→ **DATA SUPPLIED**:
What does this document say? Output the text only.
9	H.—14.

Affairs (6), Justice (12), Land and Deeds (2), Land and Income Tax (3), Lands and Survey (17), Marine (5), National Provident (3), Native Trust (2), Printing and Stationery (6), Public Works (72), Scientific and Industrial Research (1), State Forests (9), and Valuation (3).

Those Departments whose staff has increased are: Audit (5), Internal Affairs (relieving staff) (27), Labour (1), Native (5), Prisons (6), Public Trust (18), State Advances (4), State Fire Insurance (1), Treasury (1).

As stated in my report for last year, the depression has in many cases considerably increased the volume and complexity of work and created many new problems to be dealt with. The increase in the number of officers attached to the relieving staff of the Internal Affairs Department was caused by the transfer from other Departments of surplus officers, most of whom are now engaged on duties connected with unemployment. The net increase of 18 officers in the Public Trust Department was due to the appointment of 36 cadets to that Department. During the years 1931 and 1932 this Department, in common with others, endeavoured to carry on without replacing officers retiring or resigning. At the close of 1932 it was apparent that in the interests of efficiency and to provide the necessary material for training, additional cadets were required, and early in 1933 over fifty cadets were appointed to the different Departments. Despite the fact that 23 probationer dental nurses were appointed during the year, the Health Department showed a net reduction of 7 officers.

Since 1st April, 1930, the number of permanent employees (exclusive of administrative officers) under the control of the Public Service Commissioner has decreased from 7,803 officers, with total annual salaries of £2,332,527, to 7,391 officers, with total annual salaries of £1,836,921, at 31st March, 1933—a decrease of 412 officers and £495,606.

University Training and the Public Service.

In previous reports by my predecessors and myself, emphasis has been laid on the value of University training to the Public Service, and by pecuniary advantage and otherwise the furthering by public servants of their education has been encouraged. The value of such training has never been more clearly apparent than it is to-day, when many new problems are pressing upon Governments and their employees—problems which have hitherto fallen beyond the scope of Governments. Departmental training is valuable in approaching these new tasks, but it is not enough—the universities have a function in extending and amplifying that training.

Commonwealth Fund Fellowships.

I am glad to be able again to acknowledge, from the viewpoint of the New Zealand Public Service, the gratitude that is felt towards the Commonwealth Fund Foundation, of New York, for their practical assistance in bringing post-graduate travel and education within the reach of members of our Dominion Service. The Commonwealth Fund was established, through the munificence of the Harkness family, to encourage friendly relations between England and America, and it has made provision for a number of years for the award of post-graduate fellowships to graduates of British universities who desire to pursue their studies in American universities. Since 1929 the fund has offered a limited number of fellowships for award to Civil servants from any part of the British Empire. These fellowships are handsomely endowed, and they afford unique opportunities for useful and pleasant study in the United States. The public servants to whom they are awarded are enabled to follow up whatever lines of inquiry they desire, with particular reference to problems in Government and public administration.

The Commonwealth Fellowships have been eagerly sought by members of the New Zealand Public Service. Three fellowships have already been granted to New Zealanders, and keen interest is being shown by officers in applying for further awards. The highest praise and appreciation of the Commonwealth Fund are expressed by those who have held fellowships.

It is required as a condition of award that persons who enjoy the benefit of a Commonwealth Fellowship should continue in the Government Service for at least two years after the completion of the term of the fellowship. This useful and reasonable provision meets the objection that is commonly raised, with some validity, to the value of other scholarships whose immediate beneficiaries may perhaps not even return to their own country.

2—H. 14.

→ **TASK DETAILS**: Print the records above in full, exactly.

→ **EXPECTED ANSWER**:
What does this document say? Output the text only.
9	H.—14.

Affairs (6), Justice (12), Land and Deeds (2), Land and Income Tax (3), Lands and Survey (17), Marine (5), National Provident (3), Native Trust (2), Printing and Stationery (6), Public Works (72), Scientific and Industrial Research (1), State Forests (9), and Valuation (3).

Those Departments whose staff has increased are: Audit (5), Internal Affairs (relieving staff) (27), Labour (1), Native (5), Prisons (6), Public Trust (18), State Advances (4), State Fire Insurance (1), Treasury (1).

As stated in my report for last year, the depression has in many cases considerably increased the volume and complexity of work and created many new problems to be dealt with. The increase in the number of officers attached to the relieving staff of the Internal Affairs Department was caused by the transfer from other Departments of surplus officers, most of whom are now engaged on duties connected with unemployment. The net increase of 18 officers in the Public Trust Department was due to the appointment of 36 cadets to that Department. During the years 1931 and 1932 this Department, in common with others, endeavoured to carry on without replacing officers retiring or resigning. At the close of 1932 it was apparent that in the interests of efficiency and to provide the necessary material for training, additional cadets were required, and early in 1933 over fifty cadets were appointed to the different Departments. Despite the fact that 23 probationer dental nurses were appointed during the year, the Health Department showed a net reduction of 7 officers.

Since 1st April, 1930, the number of permanent employees (exclusive of administrative officers) under the control of the Public Service Commissioner has decreased from 7,803 officers, with total annual salaries of £2,332,527, to 7,391 officers, with total annual salaries of £1,836,921, at 31st March, 1933—a decrease of 412 officers and £495,606.

University Training and the Public Service.

In previous reports by my predecessors and myself, emphasis has been laid on the value of University training to the Public Service, and by pecuniary advantage and otherwise the furthering by public servants of their education has been encouraged. The value of such training has never been more clearly apparent than it is to-day, when many new problems are pressing upon Governments and their employees—problems which have hitherto fallen beyond the scope of Governments. Departmental training is valuable in approaching these new tasks, but it is not enough—the universities have a function in extending and amplifying that training.

Commonwealth Fund Fellowships.

I am glad to be able again to acknowledge, from the viewpoint of the New Zealand Public Service, the gratitude that is felt towards the Commonwealth Fund Foundation, of New York, for their practical assistance in bringing post-graduate travel and education within the reach of members of our Dominion Service. The Commonwealth Fund was established, through the munificence of the Harkness family, to encourage friendly relations between England and America, and it has made provision for a number of years for the award of post-graduate fellowships to graduates of British universities who desire to pursue their studies in American universities. Since 1929 the fund has offered a limited number of fellowships for award to Civil servants from any part of the British Empire. These fellowships are handsomely endowed, and they afford unique opportunities for useful and pleasant study in the United States. The public servants to whom they are awarded are enabled to follow up whatever lines of inquiry they desire, with particular reference to problems in Government and public administration.

The Commonwealth Fellowships have been eagerly sought by members of the New Zealand Public Service. Three fellowships have already been granted to New Zealanders, and keen interest is being shown by officers in applying for further awards. The highest praise and appreciation of the Commonwealth Fund are expressed by those who have held fellowships.

It is required as a condition of award that persons who enjoy the benefit of a Commonwealth Fellowship should continue in the Government Service for at least two years after the completion of the term of the fellowship. This useful and reasonable provision meets the objection that is commonly raised, with some validity, to the value of other scholarships whose immediate beneficiaries may perhaps not even return to their own country.

2—H. 14.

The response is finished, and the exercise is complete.